[Excerpt from a dataset]
____________________

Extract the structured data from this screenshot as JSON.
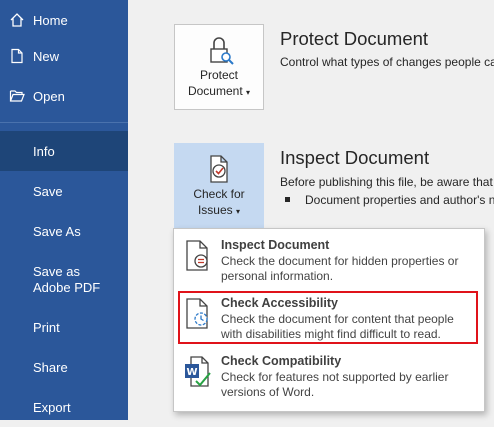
{
  "sidebar": {
    "items": [
      {
        "label": "Home",
        "icon": "home-icon"
      },
      {
        "label": "New",
        "icon": "new-document-icon"
      },
      {
        "label": "Open",
        "icon": "folder-open-icon"
      },
      {
        "label": "Info",
        "active": true
      },
      {
        "label": "Save"
      },
      {
        "label": "Save As"
      },
      {
        "label": "Save as Adobe PDF"
      },
      {
        "label": "Print"
      },
      {
        "label": "Share"
      },
      {
        "label": "Export"
      }
    ],
    "color": "#2b579a",
    "active_color": "#1e4578"
  },
  "protect": {
    "button_label_1": "Protect",
    "button_label_2": "Document",
    "title": "Protect Document",
    "description": "Control what types of changes people ca"
  },
  "inspect": {
    "button_label_1": "Check for",
    "button_label_2": "Issues",
    "title": "Inspect Document",
    "description": "Before publishing this file, be aware that",
    "bullet": "Document properties and author's n"
  },
  "menu": {
    "items": [
      {
        "title": "Inspect Document",
        "description": "Check the document for hidden properties or personal information."
      },
      {
        "title": "Check Accessibility",
        "description": "Check the document for content that people with disabilities might find difficult to read."
      },
      {
        "title": "Check Compatibility",
        "description": "Check for features not supported by earlier versions of Word."
      }
    ],
    "highlight_color": "#e0131a"
  }
}
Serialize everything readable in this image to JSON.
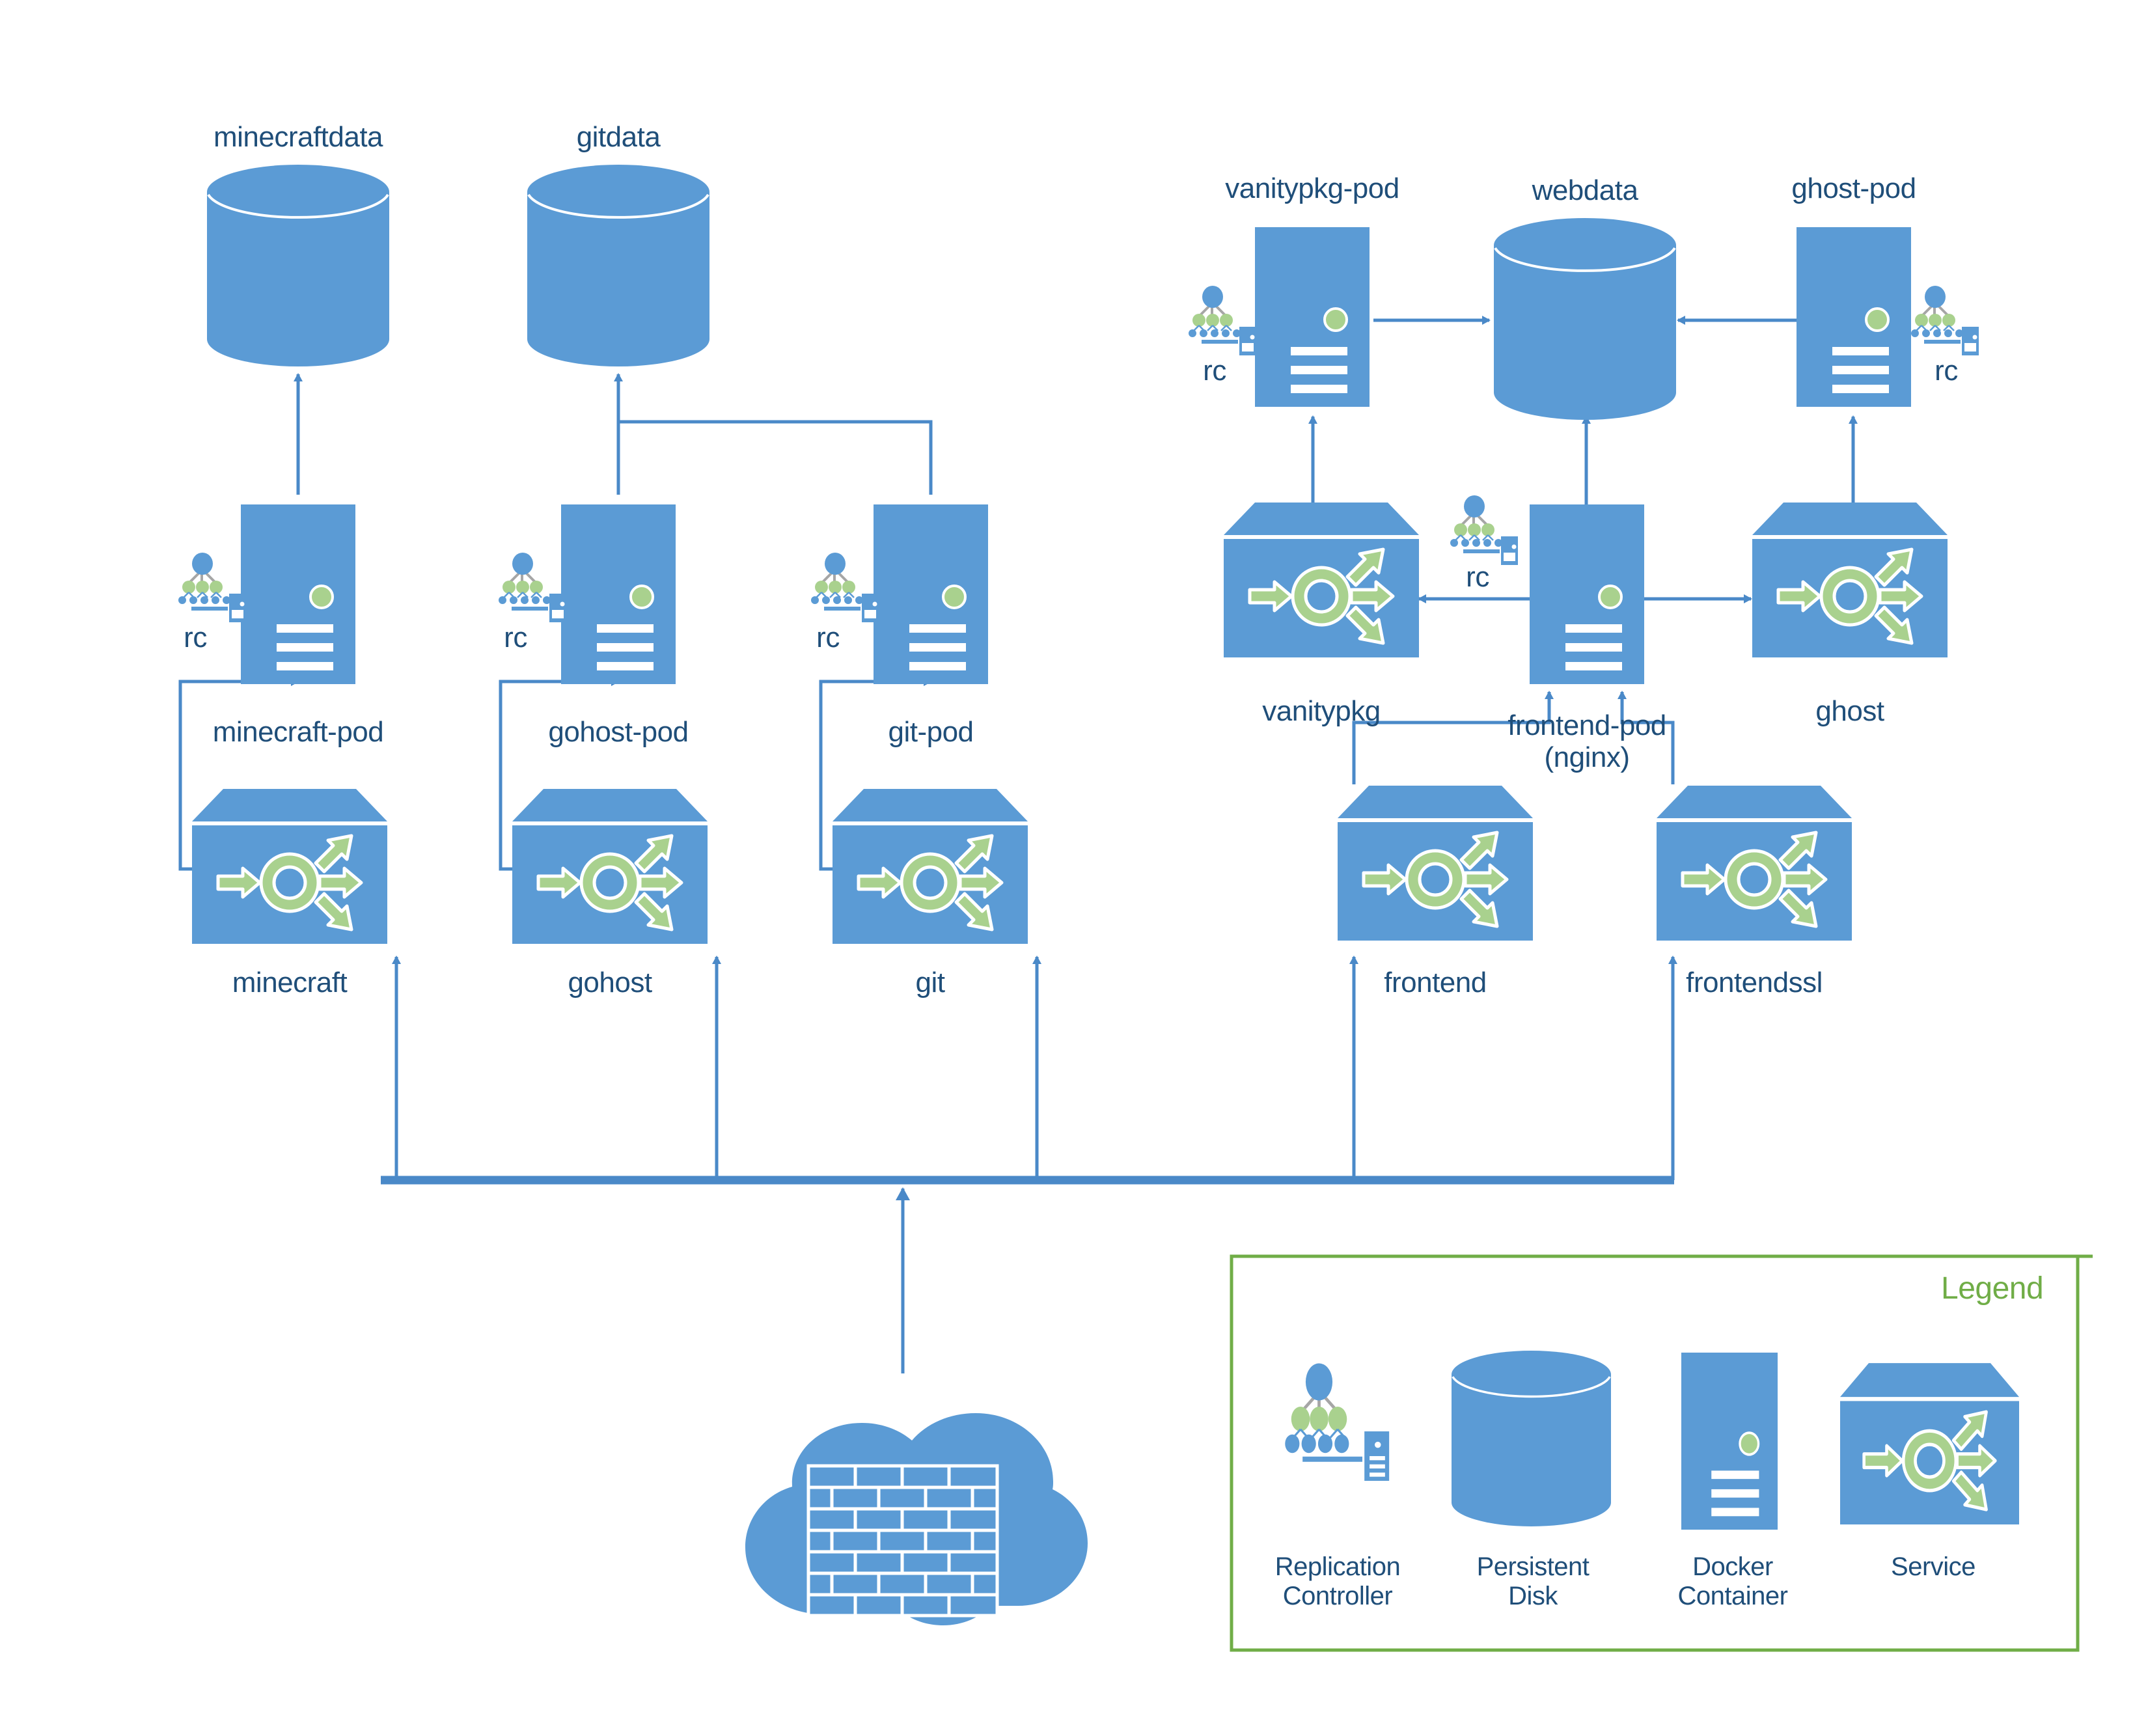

____________________

WHAT YOU HAVE TO DO | Track down every line holding the string "JSON" and copy it.

SOLUTION BELOW |
Extract the structured data from this screenshot as JSON.
Serialize everything readable in this image to JSON.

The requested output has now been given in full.